▸ **WORK TO BE COMPLETED**
Would you transcribe the listing that follows, character for character, and omit its images?

▸ **MATERIAL SHOWN**
━━━━━━

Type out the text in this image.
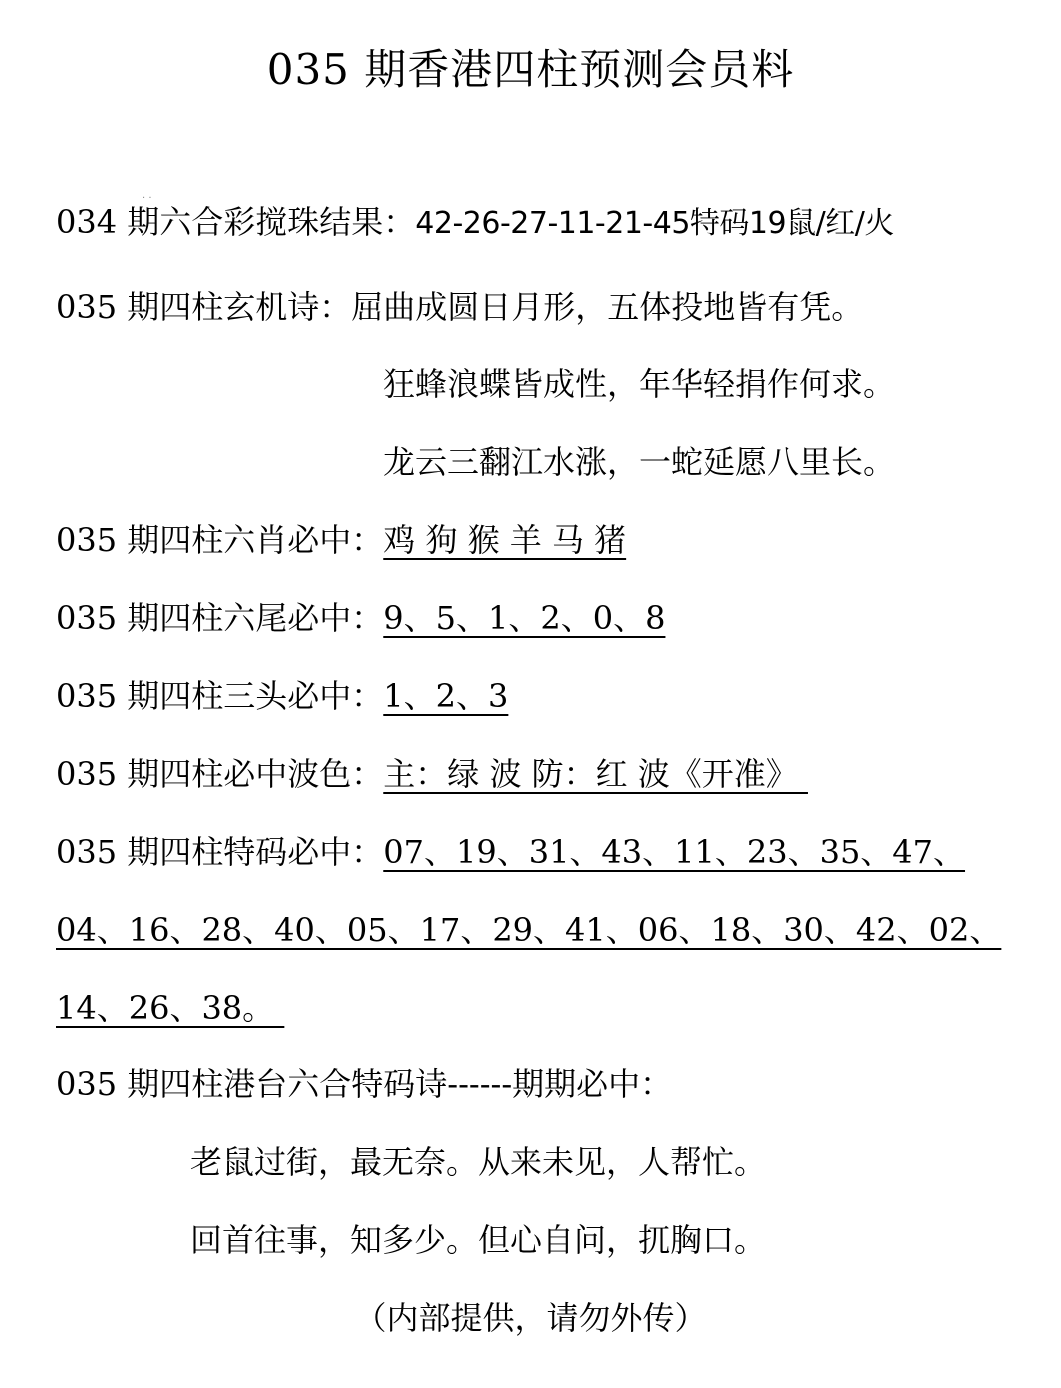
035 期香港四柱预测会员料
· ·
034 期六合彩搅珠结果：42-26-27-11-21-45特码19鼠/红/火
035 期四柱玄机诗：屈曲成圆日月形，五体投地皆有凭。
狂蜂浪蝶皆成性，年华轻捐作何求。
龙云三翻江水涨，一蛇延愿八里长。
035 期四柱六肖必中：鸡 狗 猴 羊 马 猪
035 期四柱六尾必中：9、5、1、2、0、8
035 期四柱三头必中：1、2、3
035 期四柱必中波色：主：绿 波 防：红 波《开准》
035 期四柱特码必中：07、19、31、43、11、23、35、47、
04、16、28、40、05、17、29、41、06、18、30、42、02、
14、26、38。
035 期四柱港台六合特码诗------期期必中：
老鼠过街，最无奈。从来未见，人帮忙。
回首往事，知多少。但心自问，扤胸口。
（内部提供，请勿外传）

━━━━━━

▸ **FINAL RESULT**
Type out the text in this image.
035 期香港四柱预测会员料
· ·
034 期六合彩搅珠结果：42-26-27-11-21-45特码19鼠/红/火
035 期四柱玄机诗：屈曲成圆日月形，五体投地皆有凭。
狂蜂浪蝶皆成性，年华轻捐作何求。
龙云三翻江水涨，一蛇延愿八里长。
035 期四柱六肖必中：鸡 狗 猴 羊 马 猪
035 期四柱六尾必中：9、5、1、2、0、8
035 期四柱三头必中：1、2、3
035 期四柱必中波色：主：绿 波 防：红 波《开准》
035 期四柱特码必中：07、19、31、43、11、23、35、47、
04、16、28、40、05、17、29、41、06、18、30、42、02、
14、26、38。
035 期四柱港台六合特码诗------期期必中：
老鼠过街，最无奈。从来未见，人帮忙。
回首往事，知多少。但心自问，扤胸口。
（内部提供，请勿外传）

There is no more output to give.